__PROBLEM__.
From the entries below, list each line with "TatlımClub".

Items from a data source
** start **

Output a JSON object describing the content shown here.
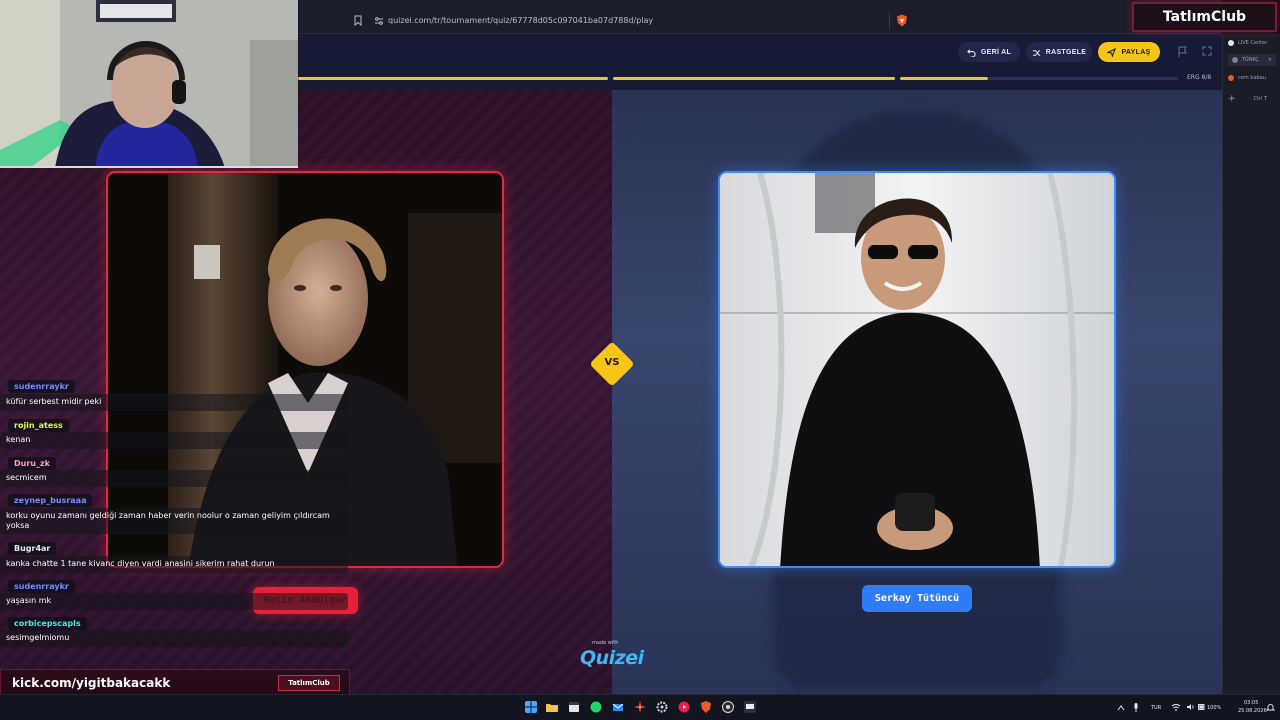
{
  "browser": {
    "url": "quizei.com/tr/tournament/quiz/67778d05c097041ba07d788d/play"
  },
  "header": {
    "back_label": "GERİ AL",
    "random_label": "RASTGELE",
    "share_label": "PAYLAŞ",
    "round_label": "8/8",
    "round_prefix": "ERG"
  },
  "side_panel": {
    "items": [
      "LIVE Center",
      "TÜRKÇ",
      "cem babau",
      "Ctrl T"
    ]
  },
  "contest": {
    "vs_label": "VS",
    "left_name": "Metin Akdülger",
    "right_name": "Serkay Tütüncü",
    "made_with": "made with",
    "logo": "Quizei"
  },
  "chat": {
    "messages": [
      {
        "user": "sudenrraykr",
        "text": "küfür serbest midir peki",
        "color": "#7a8cff"
      },
      {
        "user": "rojin_atess",
        "text": "kenan",
        "color": "#eef24a"
      },
      {
        "user": "Duru_zk",
        "text": "secmicem",
        "color": "#ff9acb"
      },
      {
        "user": "zeynep_busraaa",
        "text": "korku oyunu zamanı geldiği zaman haber verin noolur o zaman geliyim çıldırcam yoksa",
        "color": "#7a8cff"
      },
      {
        "user": "Bugr4ar",
        "text": "kanka chatte 1 tane kivanc diyen vardi anasini sikerim rahat durun",
        "color": "#e8e8e8"
      },
      {
        "user": "sudenrraykr",
        "text": "yaşasın mk",
        "color": "#7a8cff"
      },
      {
        "user": "corbicepscapls",
        "text": "sesimgelmiomu",
        "color": "#4fe3e6"
      }
    ]
  },
  "stream": {
    "channel_url": "kick.com/yigitbakacakk",
    "badge": "TatlımClub",
    "brand": "TatlımClub"
  },
  "taskbar": {
    "lang": "TUR",
    "battery": "100%",
    "time": "03:05",
    "date": "25.08.2026"
  },
  "colors": {
    "accent_yellow": "#f5c518",
    "left_red": "#ef2340",
    "right_blue": "#3d8bff"
  }
}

** end **

__SOLUTION FOR THIS EXERCISE__.
    "badge": "TatlımClub",
    "brand": "TatlımClub"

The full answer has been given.